======== Listed entries ========
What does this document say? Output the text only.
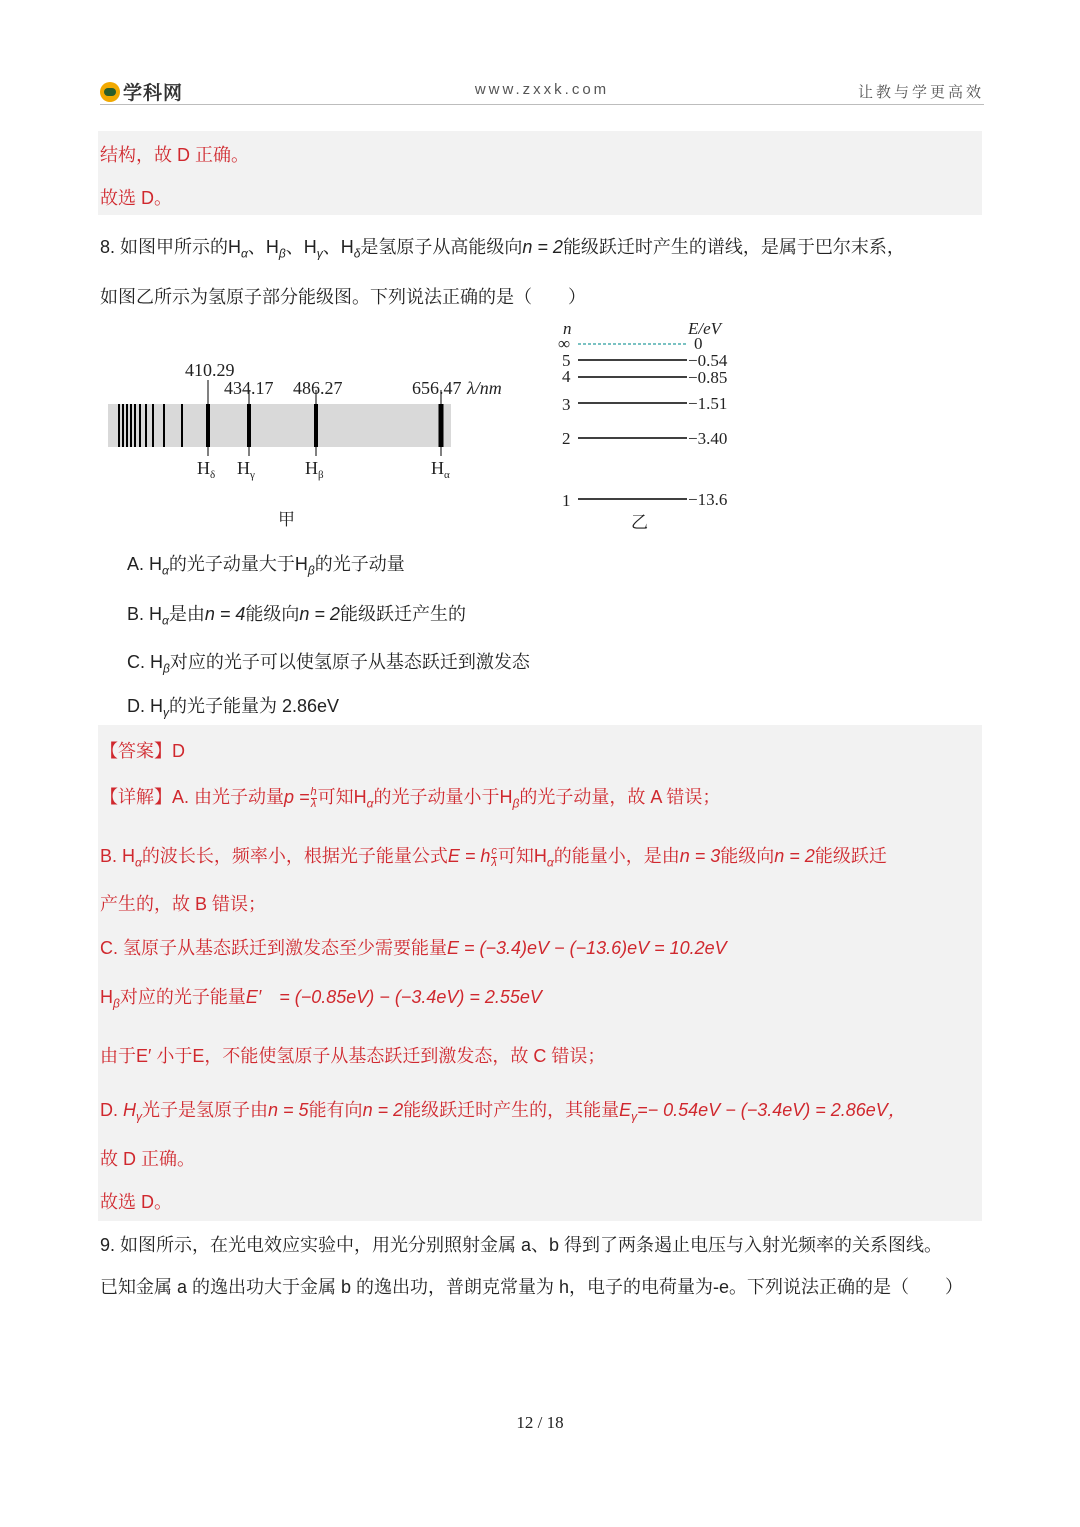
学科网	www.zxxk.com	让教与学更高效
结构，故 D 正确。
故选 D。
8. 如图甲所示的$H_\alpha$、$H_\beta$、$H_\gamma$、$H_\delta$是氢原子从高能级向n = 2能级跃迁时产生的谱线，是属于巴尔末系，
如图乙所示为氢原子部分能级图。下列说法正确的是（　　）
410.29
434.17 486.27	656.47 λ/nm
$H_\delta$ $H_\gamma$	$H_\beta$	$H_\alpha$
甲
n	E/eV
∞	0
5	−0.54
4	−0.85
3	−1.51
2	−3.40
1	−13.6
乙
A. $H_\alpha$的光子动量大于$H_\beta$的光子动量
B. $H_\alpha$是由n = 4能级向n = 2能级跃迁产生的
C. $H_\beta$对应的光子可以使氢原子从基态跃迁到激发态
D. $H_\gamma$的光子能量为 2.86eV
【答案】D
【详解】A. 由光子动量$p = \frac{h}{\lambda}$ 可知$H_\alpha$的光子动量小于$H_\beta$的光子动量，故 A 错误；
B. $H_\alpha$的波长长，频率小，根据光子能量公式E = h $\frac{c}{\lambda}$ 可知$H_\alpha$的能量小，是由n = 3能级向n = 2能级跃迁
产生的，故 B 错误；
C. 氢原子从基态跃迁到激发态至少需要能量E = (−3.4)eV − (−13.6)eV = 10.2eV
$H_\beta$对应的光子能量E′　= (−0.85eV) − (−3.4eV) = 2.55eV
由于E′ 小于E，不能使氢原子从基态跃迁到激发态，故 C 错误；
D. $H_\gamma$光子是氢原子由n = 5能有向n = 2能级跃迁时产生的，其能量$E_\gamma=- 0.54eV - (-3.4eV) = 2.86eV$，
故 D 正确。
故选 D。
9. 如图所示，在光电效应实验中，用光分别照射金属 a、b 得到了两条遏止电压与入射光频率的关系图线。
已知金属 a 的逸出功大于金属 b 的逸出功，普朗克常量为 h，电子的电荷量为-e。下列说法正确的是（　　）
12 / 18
========
======== Listed entries ========
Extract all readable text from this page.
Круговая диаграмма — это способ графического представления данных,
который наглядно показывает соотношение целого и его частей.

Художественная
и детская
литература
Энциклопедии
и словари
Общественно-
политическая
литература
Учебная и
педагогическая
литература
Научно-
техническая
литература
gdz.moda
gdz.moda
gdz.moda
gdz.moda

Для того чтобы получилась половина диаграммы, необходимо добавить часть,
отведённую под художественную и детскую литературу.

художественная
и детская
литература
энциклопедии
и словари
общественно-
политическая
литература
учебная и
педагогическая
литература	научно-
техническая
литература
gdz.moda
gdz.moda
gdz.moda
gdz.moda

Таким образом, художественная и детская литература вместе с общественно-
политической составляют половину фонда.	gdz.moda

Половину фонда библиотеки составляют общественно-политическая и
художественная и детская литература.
========
======== Listed entries ========
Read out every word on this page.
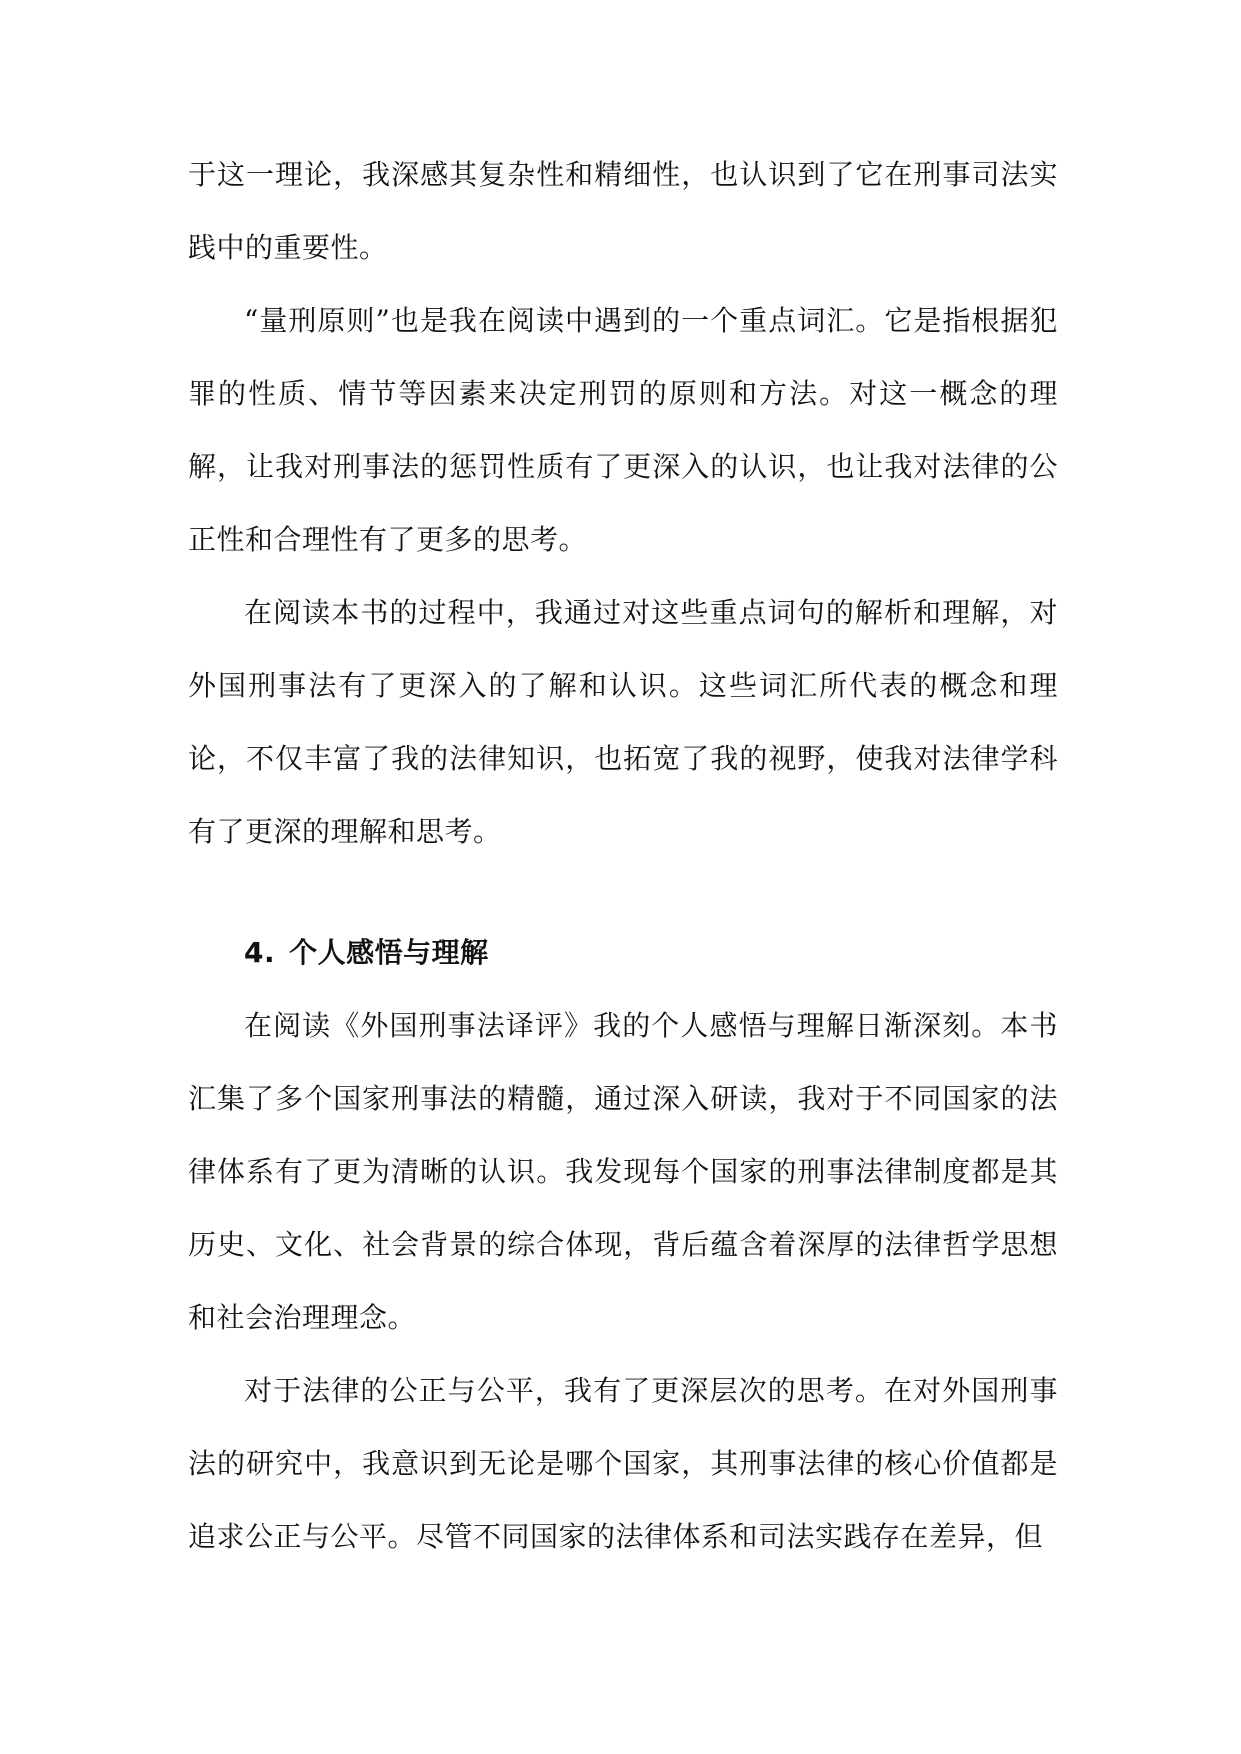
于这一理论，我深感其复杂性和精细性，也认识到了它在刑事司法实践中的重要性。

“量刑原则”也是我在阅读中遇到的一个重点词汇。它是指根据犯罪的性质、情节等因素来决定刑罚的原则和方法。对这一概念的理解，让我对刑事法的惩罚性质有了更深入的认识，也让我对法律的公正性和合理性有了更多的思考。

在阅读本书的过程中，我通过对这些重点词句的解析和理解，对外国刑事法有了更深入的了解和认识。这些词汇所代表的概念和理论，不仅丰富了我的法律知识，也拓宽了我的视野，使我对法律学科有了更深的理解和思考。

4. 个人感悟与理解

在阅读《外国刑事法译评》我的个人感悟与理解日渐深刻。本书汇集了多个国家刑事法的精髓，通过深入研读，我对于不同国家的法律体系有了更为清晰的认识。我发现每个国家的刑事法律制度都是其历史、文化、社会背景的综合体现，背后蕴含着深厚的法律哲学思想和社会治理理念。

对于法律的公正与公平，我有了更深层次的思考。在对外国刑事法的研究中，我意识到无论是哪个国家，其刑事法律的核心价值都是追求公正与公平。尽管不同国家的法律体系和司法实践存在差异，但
========
_Exercise description:_ Count how many lines of the listing above include "下列说法正确的是" and report that number alone.

_Result below:_ 2